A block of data
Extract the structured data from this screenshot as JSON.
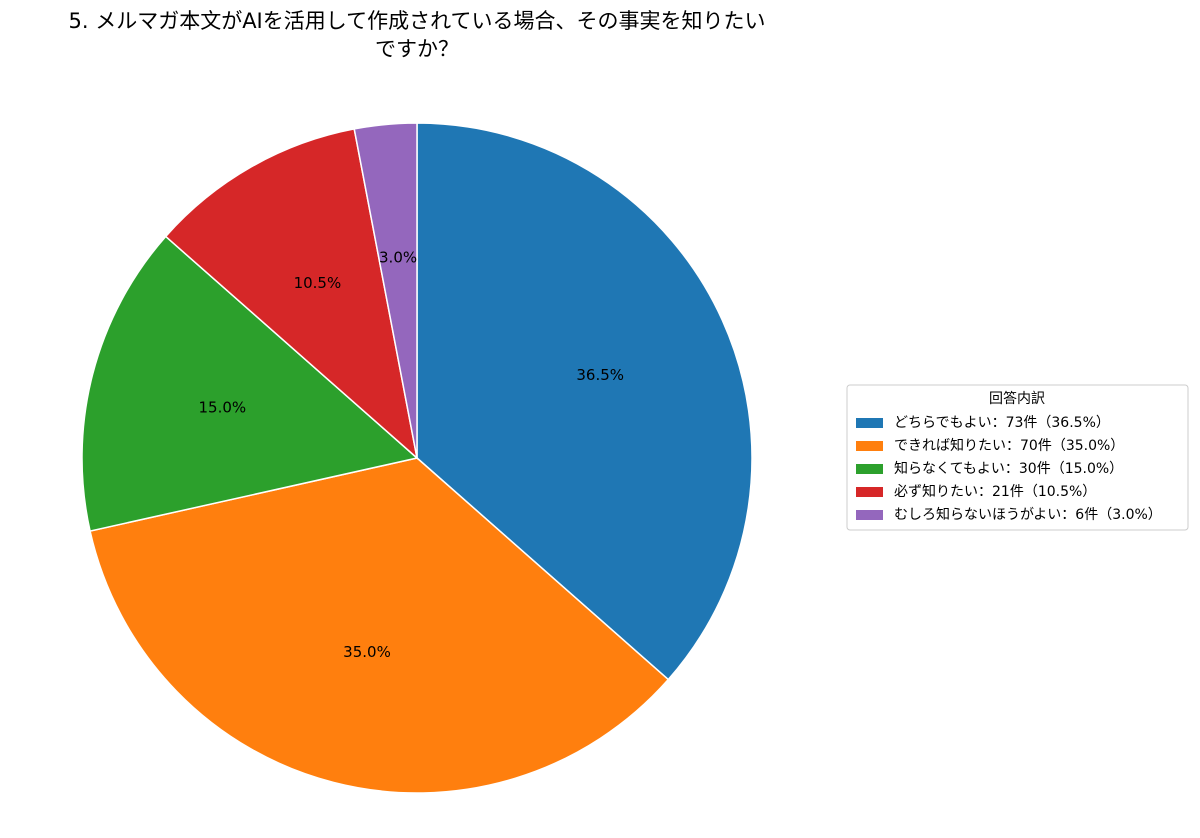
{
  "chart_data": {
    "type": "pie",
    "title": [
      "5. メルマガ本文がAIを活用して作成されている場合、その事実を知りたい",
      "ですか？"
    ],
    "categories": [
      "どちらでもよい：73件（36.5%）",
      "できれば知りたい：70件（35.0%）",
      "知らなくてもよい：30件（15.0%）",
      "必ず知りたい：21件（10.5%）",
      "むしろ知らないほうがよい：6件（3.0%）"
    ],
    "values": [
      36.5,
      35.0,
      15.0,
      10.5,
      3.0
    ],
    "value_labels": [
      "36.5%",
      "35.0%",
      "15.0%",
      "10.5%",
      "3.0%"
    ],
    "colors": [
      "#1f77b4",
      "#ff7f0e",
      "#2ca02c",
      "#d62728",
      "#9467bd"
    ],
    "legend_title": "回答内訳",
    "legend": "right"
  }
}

Goal — Produce an exact copy of each line of data, skipping embedded images.

The result —
Extract the structured data from this screenshot as JSON.
{
  "chart_data": {
    "type": "pie",
    "title": [
      "5. メルマガ本文がAIを活用して作成されている場合、その事実を知りたい",
      "ですか？"
    ],
    "categories": [
      "どちらでもよい：73件（36.5%）",
      "できれば知りたい：70件（35.0%）",
      "知らなくてもよい：30件（15.0%）",
      "必ず知りたい：21件（10.5%）",
      "むしろ知らないほうがよい：6件（3.0%）"
    ],
    "values": [
      36.5,
      35.0,
      15.0,
      10.5,
      3.0
    ],
    "value_labels": [
      "36.5%",
      "35.0%",
      "15.0%",
      "10.5%",
      "3.0%"
    ],
    "colors": [
      "#1f77b4",
      "#ff7f0e",
      "#2ca02c",
      "#d62728",
      "#9467bd"
    ],
    "legend_title": "回答内訳",
    "legend": "right"
  }
}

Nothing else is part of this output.